Extract exactly the range of lines bounded by the line containing "Transcribe this image's" and the final line of the listing, both ends included, and no other lines.

— START OF DATA SECTION —

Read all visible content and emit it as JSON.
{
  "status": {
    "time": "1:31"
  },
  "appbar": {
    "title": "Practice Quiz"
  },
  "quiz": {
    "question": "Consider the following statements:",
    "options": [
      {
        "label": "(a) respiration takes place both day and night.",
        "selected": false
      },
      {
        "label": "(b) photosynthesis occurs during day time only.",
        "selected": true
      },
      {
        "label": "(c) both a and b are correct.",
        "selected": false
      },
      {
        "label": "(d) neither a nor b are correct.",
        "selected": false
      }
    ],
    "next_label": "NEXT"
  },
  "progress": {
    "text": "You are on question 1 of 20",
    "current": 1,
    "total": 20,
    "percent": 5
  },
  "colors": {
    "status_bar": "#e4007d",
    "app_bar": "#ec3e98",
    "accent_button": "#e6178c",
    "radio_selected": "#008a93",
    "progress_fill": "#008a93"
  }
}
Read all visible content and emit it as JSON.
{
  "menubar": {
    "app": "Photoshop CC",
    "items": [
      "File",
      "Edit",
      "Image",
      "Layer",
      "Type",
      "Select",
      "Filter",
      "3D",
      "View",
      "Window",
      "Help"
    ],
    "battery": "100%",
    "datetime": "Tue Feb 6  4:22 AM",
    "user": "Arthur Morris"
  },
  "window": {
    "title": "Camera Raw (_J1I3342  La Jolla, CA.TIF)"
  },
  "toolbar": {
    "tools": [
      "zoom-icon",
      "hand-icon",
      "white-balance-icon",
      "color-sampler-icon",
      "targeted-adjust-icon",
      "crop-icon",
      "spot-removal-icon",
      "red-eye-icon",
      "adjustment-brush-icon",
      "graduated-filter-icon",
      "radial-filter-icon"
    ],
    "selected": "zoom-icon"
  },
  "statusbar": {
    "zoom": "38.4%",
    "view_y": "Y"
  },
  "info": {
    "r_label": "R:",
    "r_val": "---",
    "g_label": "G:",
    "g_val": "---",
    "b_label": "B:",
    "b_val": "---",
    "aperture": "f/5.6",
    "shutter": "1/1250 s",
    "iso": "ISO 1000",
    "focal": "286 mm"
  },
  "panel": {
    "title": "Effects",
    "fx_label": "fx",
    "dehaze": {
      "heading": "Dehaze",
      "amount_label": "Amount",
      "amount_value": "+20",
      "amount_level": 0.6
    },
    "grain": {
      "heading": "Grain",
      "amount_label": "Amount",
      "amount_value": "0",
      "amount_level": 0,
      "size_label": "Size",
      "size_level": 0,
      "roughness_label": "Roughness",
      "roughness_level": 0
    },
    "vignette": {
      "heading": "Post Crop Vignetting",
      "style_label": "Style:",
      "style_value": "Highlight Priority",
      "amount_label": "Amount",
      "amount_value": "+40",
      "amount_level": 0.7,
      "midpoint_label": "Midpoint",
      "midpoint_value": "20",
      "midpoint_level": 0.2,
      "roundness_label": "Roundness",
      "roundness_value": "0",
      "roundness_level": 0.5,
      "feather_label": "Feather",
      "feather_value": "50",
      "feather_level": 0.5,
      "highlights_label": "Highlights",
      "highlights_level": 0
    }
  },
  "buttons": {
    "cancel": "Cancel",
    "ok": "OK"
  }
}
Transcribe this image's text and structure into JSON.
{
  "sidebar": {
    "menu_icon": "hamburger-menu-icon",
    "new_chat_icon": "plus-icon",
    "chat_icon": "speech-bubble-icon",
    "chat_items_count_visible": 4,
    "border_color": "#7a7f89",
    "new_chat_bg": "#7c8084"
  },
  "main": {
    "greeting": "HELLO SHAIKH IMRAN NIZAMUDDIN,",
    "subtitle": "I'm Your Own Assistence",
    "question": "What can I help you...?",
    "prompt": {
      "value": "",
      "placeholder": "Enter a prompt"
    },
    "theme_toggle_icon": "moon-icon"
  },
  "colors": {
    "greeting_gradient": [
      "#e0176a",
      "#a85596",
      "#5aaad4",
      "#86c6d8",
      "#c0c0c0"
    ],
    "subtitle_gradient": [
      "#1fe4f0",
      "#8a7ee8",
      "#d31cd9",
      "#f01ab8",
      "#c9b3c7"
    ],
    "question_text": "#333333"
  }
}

— END OF DATA SECTION —

■ **WRITTEN SOLUTION**
Transcribe this image's text and structure into JSON.
{
  "sidebar": {
    "menu_icon": "hamburger-menu-icon",
    "new_chat_icon": "plus-icon",
    "chat_icon": "speech-bubble-icon",
    "chat_items_count_visible": 4,
    "border_color": "#7a7f89",
    "new_chat_bg": "#7c8084"
  },
  "main": {
    "greeting": "HELLO SHAIKH IMRAN NIZAMUDDIN,",
    "subtitle": "I'm Your Own Assistence",
    "question": "What can I help you...?",
    "prompt": {
      "value": "",
      "placeholder": "Enter a prompt"
    },
    "theme_toggle_icon": "moon-icon"
  },
  "colors": {
    "greeting_gradient": [
      "#e0176a",
      "#a85596",
      "#5aaad4",
      "#86c6d8",
      "#c0c0c0"
    ],
    "subtitle_gradient": [
      "#1fe4f0",
      "#8a7ee8",
      "#d31cd9",
      "#f01ab8",
      "#c9b3c7"
    ],
    "question_text": "#333333"
  }
}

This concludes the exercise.